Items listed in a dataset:
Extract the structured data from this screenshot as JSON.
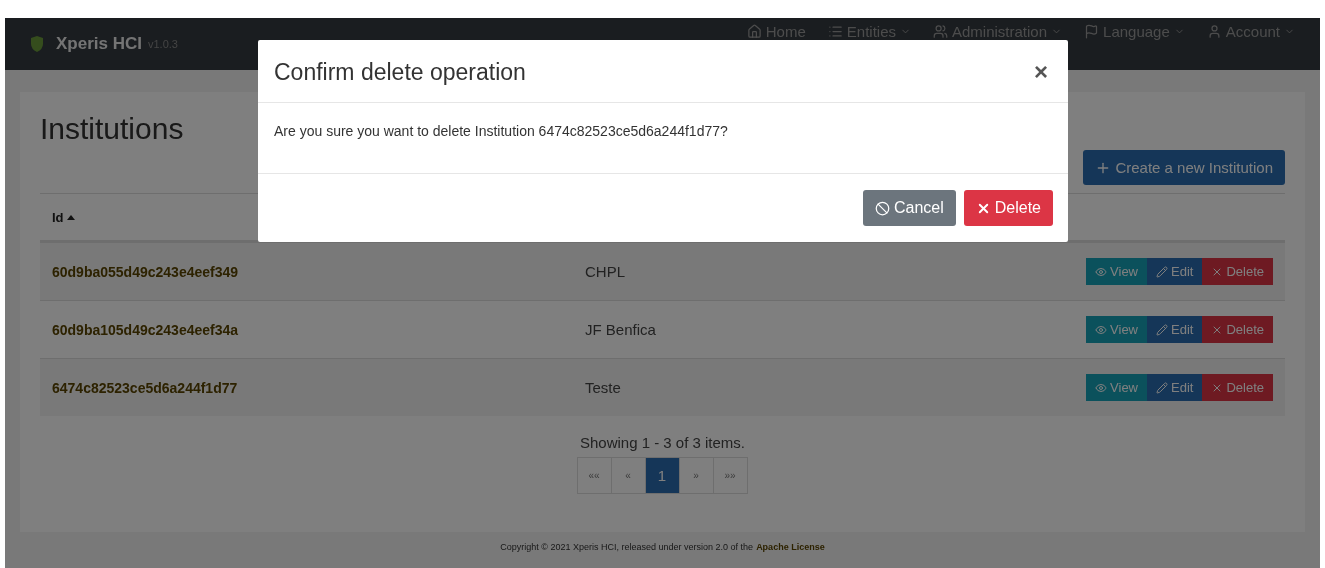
{
  "navbar": {
    "brand": "Xperis HCI",
    "version": "v1.0.3",
    "items": [
      {
        "label": "Home",
        "kind": "link"
      },
      {
        "label": "Entities",
        "kind": "dropdown"
      },
      {
        "label": "Administration",
        "kind": "dropdown"
      },
      {
        "label": "Language",
        "kind": "dropdown"
      },
      {
        "label": "Account",
        "kind": "dropdown"
      }
    ]
  },
  "page": {
    "title": "Institutions",
    "create_button": "Create a new Institution"
  },
  "table": {
    "columns": [
      {
        "label": "Id",
        "sorted": true
      }
    ],
    "rows": [
      {
        "id": "60d9ba055d49c243e4eef349",
        "name": "CHPL",
        "actions": [
          "View",
          "Edit",
          "Delete"
        ]
      },
      {
        "id": "60d9ba105d49c243e4eef34a",
        "name": "JF Benfica",
        "actions": [
          "View",
          "Edit",
          "Delete"
        ]
      },
      {
        "id": "6474c82523ce5d6a244f1d77",
        "name": "Teste",
        "actions": [
          "View",
          "Edit",
          "Delete"
        ]
      }
    ]
  },
  "pagination": {
    "summary": "Showing 1 - 3 of 3 items.",
    "pages": [
      {
        "label": "««",
        "selected": false
      },
      {
        "label": "«",
        "selected": false
      },
      {
        "label": "1",
        "selected": true
      },
      {
        "label": "»",
        "selected": false
      },
      {
        "label": "»»",
        "selected": false
      }
    ]
  },
  "footer": {
    "text": "Copyright © 2021 Xperis HCI, released under version 2.0 of the",
    "link": "Apache License"
  },
  "modal": {
    "title": "Confirm delete operation",
    "close": "×",
    "body": "Are you sure you want to delete Institution 6474c82523ce5d6a244f1d77?",
    "buttons": [
      {
        "label": "Cancel",
        "kind": "cancel"
      },
      {
        "label": "Delete",
        "kind": "danger"
      }
    ]
  }
}
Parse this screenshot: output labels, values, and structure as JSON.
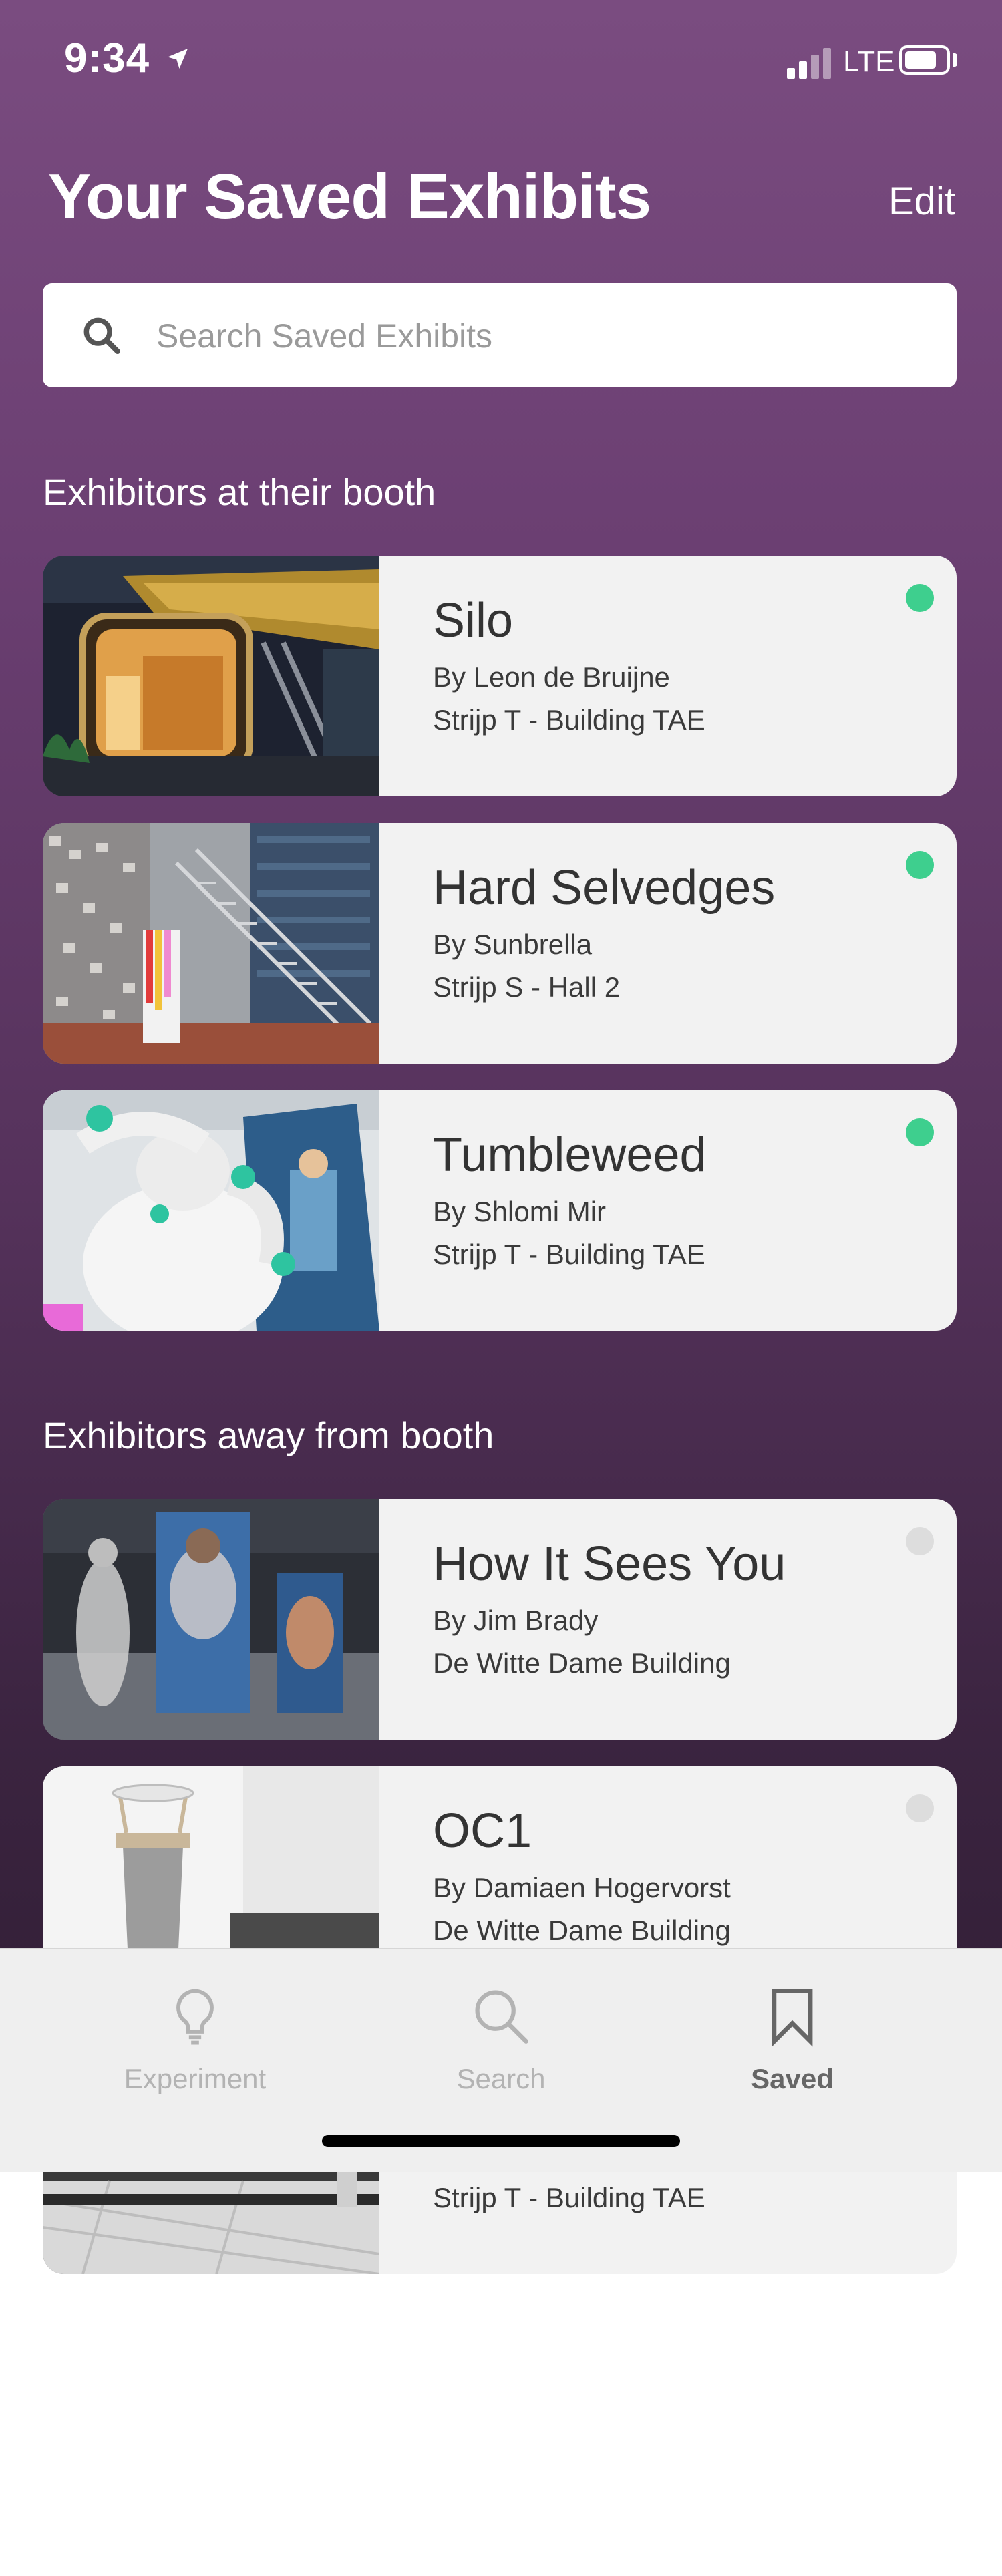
{
  "status_bar": {
    "time": "9:34",
    "network": "LTE"
  },
  "header": {
    "title": "Your Saved Exhibits",
    "edit_label": "Edit"
  },
  "search": {
    "placeholder": "Search Saved Exhibits",
    "value": ""
  },
  "sections": [
    {
      "heading": "Exhibitors at their booth"
    },
    {
      "heading": "Exhibitors away from booth"
    }
  ],
  "exhibits": [
    {
      "title": "Silo",
      "by": "By Leon de Bruijne",
      "location": "Strijp T - Building TAE",
      "at_booth": true
    },
    {
      "title": "Hard Selvedges",
      "by": "By Sunbrella",
      "location": "Strijp S - Hall 2",
      "at_booth": true
    },
    {
      "title": "Tumbleweed",
      "by": "By Shlomi Mir",
      "location": "Strijp T - Building TAE",
      "at_booth": true
    },
    {
      "title": "How It Sees You",
      "by": "By Jim Brady",
      "location": "De Witte Dame Building",
      "at_booth": false
    },
    {
      "title": "OC1",
      "by": "By Damiaen Hogervorst",
      "location": "De Witte Dame Building",
      "at_booth": false
    },
    {
      "title": "",
      "by": "",
      "location": "Strijp T - Building TAE",
      "at_booth": false
    }
  ],
  "status_colors": {
    "at_booth": "#3ecf8e",
    "away": "#dddddd"
  },
  "tab_bar": {
    "tabs": [
      {
        "label": "Experiment",
        "icon": "lightbulb-icon",
        "active": false
      },
      {
        "label": "Search",
        "icon": "search-icon",
        "active": false
      },
      {
        "label": "Saved",
        "icon": "bookmark-icon",
        "active": true
      }
    ]
  }
}
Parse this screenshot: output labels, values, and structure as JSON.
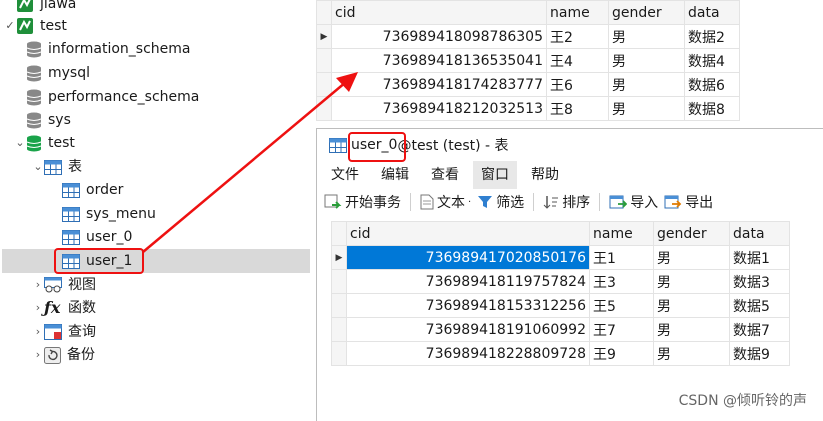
{
  "navigator": {
    "items": [
      {
        "label": "jiawa",
        "type": "connection",
        "indent": 0,
        "arrow": "",
        "partial": true
      },
      {
        "label": "test",
        "type": "connection",
        "indent": 0,
        "arrow": "✓"
      },
      {
        "label": "information_schema",
        "type": "database",
        "indent": 1,
        "arrow": ""
      },
      {
        "label": "mysql",
        "type": "database",
        "indent": 1,
        "arrow": ""
      },
      {
        "label": "performance_schema",
        "type": "database",
        "indent": 1,
        "arrow": ""
      },
      {
        "label": "sys",
        "type": "database",
        "indent": 1,
        "arrow": ""
      },
      {
        "label": "test",
        "type": "database-open",
        "indent": 1,
        "arrow": "⌄"
      },
      {
        "label": "表",
        "type": "tables",
        "indent": 2,
        "arrow": "⌄"
      },
      {
        "label": "order",
        "type": "table",
        "indent": 3,
        "arrow": ""
      },
      {
        "label": "sys_menu",
        "type": "table",
        "indent": 3,
        "arrow": ""
      },
      {
        "label": "user_0",
        "type": "table",
        "indent": 3,
        "arrow": ""
      },
      {
        "label": "user_1",
        "type": "table",
        "indent": 3,
        "arrow": "",
        "selected": true
      },
      {
        "label": "视图",
        "type": "views",
        "indent": 2,
        "arrow": "›"
      },
      {
        "label": "函数",
        "type": "functions",
        "indent": 2,
        "arrow": "›"
      },
      {
        "label": "查询",
        "type": "queries",
        "indent": 2,
        "arrow": "›"
      },
      {
        "label": "备份",
        "type": "backups",
        "indent": 2,
        "arrow": "›"
      }
    ]
  },
  "back_grid": {
    "columns": [
      "cid",
      "name",
      "gender",
      "data"
    ],
    "rows": [
      [
        "736989418098786305",
        "王2",
        "男",
        "数据2"
      ],
      [
        "736989418136535041",
        "王4",
        "男",
        "数据4"
      ],
      [
        "736989418174283777",
        "王6",
        "男",
        "数据6"
      ],
      [
        "736989418212032513",
        "王8",
        "男",
        "数据8"
      ]
    ]
  },
  "window": {
    "title_table": "user_0",
    "title_rest": " @test (test) - 表",
    "menu": [
      "文件",
      "编辑",
      "查看",
      "窗口",
      "帮助"
    ],
    "active_menu_index": 3,
    "toolbar": {
      "begin_transaction": "开始事务",
      "text": "文本",
      "filter": "筛选",
      "sort": "排序",
      "import": "导入",
      "export": "导出"
    },
    "grid": {
      "columns": [
        "cid",
        "name",
        "gender",
        "data"
      ],
      "rows": [
        [
          "736989417020850176",
          "王1",
          "男",
          "数据1"
        ],
        [
          "736989418119757824",
          "王3",
          "男",
          "数据3"
        ],
        [
          "736989418153312256",
          "王5",
          "男",
          "数据5"
        ],
        [
          "736989418191060992",
          "王7",
          "男",
          "数据7"
        ],
        [
          "736989418228809728",
          "王9",
          "男",
          "数据9"
        ]
      ],
      "selected_row": 0
    }
  },
  "colors": {
    "selection": "#0078d7",
    "annotation": "#e11111",
    "db_icon": "#888888",
    "db_open_icon": "#1aa34a"
  },
  "watermark": "CSDN @倾听铃的声"
}
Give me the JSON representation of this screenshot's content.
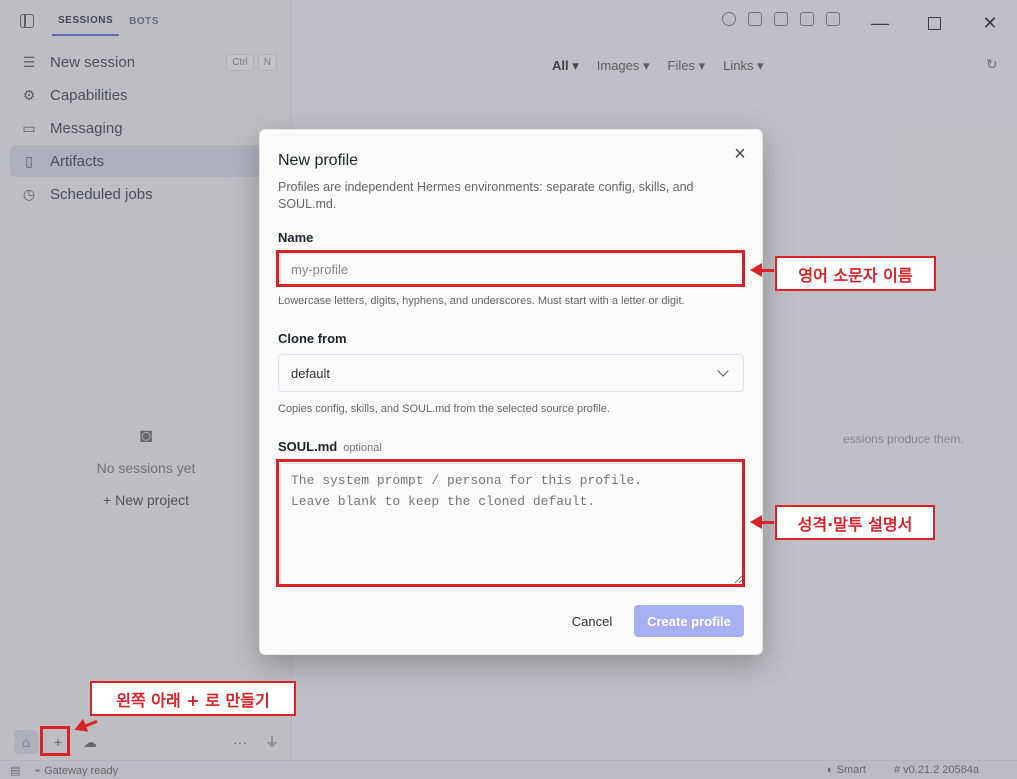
{
  "sidebar": {
    "tabs": [
      "SESSIONS",
      "BOTS"
    ],
    "items": [
      {
        "label": "New session",
        "icon": "new-session-icon",
        "kbd": [
          "Ctrl",
          "N"
        ]
      },
      {
        "label": "Capabilities",
        "icon": "capabilities-icon"
      },
      {
        "label": "Messaging",
        "icon": "messaging-icon"
      },
      {
        "label": "Artifacts",
        "icon": "artifacts-icon",
        "active": true
      },
      {
        "label": "Scheduled jobs",
        "icon": "scheduled-jobs-icon"
      }
    ],
    "empty_text": "No sessions yet",
    "new_project": "New project",
    "more": "···"
  },
  "main": {
    "filters": [
      "All ▾",
      "Images ▾",
      "Files ▾",
      "Links ▾"
    ],
    "bg_hint": "essions produce them."
  },
  "status": {
    "gateway": "Gateway ready",
    "mode": "Smart",
    "version": "v0.21.2 20584a"
  },
  "modal": {
    "title": "New profile",
    "close": "×",
    "description": "Profiles are independent Hermes environments: separate config, skills, and SOUL.md.",
    "name_label": "Name",
    "name_placeholder": "my-profile",
    "name_hint": "Lowercase letters, digits, hyphens, and underscores. Must start with a letter or digit.",
    "clone_label": "Clone from",
    "clone_value": "default",
    "clone_hint": "Copies config, skills, and SOUL.md from the selected source profile.",
    "soul_label": "SOUL.md",
    "soul_optional": "optional",
    "soul_placeholder": "The system prompt / persona for this profile.\nLeave blank to keep the cloned default.",
    "cancel": "Cancel",
    "create": "Create profile"
  },
  "annotations": {
    "name_note": "영어 소문자 이름",
    "soul_note": "성격·말투 설명서",
    "plus_note": "왼쪽 아래 + 로 만들기"
  },
  "colors": {
    "accent": "#5b6ee8",
    "create_button": "#a7aff2",
    "annotation_red": "#d9222a"
  }
}
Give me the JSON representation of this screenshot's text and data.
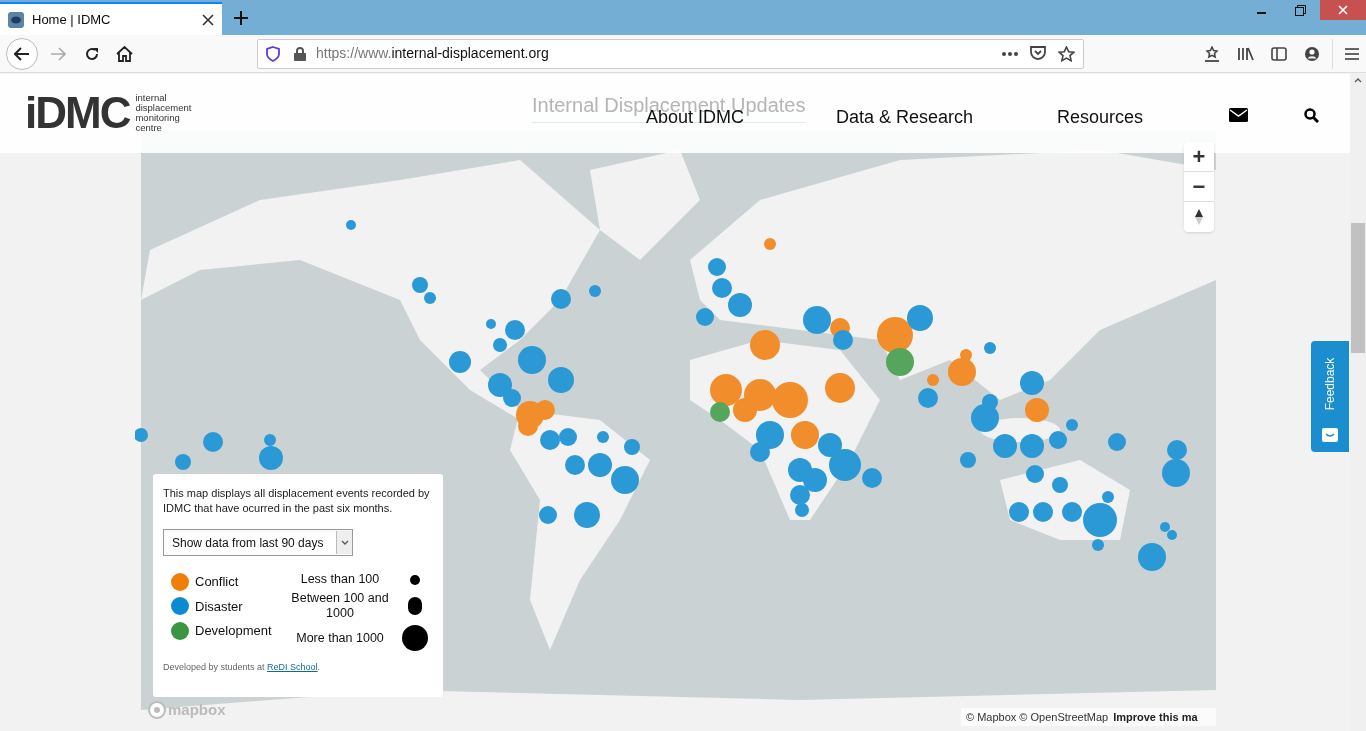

### GIVEN REQUEST
Each line in the listing above either holds the string "heading" or does not; state how many do, giving the number only.

### OUTPUT
2